▸ **Source extract**
______
Kinematics Question 381
Question: A truck has to carry a load in the shortest time from one station to another station situated at a distance L from the first. It can start up or slowdown at the same acceleration or deceleration what maximum velocity must the truck attain to satisfy this condition?
Options:
A) $ \sqrt{La} $
B) $ \sqrt{2La} $
C) $ \sqrt{3La} $
D) $ \sqrt{5La} $
Show Answer
Answer:
Correct Answer: A
Solution:
Let v be the maximum velocity attained and t the total time of journey. t’ it’s the duration of acceleration and retardation. Then $ v=0+at. $
$ \therefore \text{L=}\frac{1}{2}at{{’}^{2}}+v( t-2t’ )\text{+}\frac{1}{2}at{{’}^{2}} $
$ \text{=a}{{( \frac{v}{a} )}^{2}}\text{+v}( t-\frac{2v}{a} ) $
$ =\frac{{{v}^{2}}}{a}\text{+vt}-\frac{2{{v}^{2}}}{a}\text{=vt}-\frac{{{v}^{2}}}{a} $
$ \text{=t=}\frac{L}{v}\text{+}\frac{v}{a}\Rightarrow \frac{dv}{dt}=0\text{ }\therefore {{v} _{\max }}=\sqrt{La} $
______
▸ **Collected material**
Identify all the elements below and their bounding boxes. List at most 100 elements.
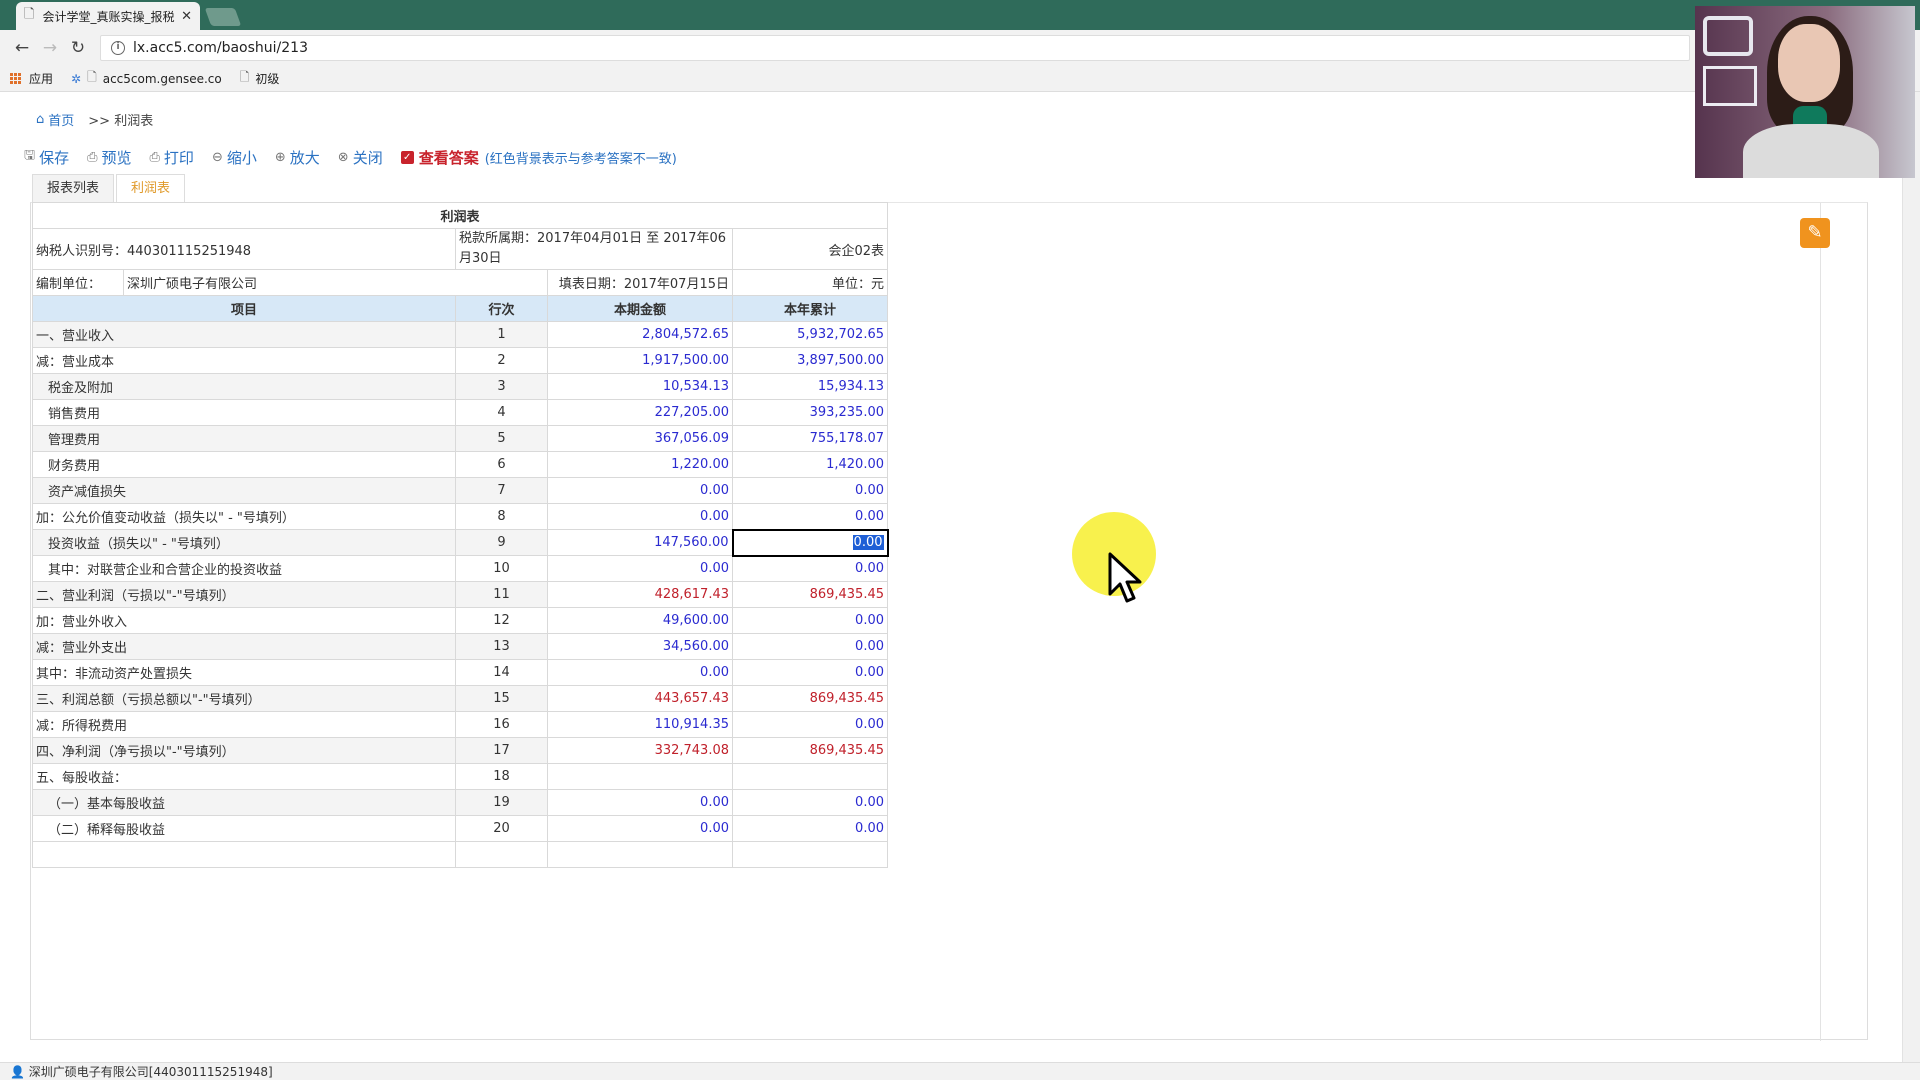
______
▸ **Instructions to follow**
Which option does the kinematics question give as the correct answer?

▸ **Exercise output**
Option A, the square root of La.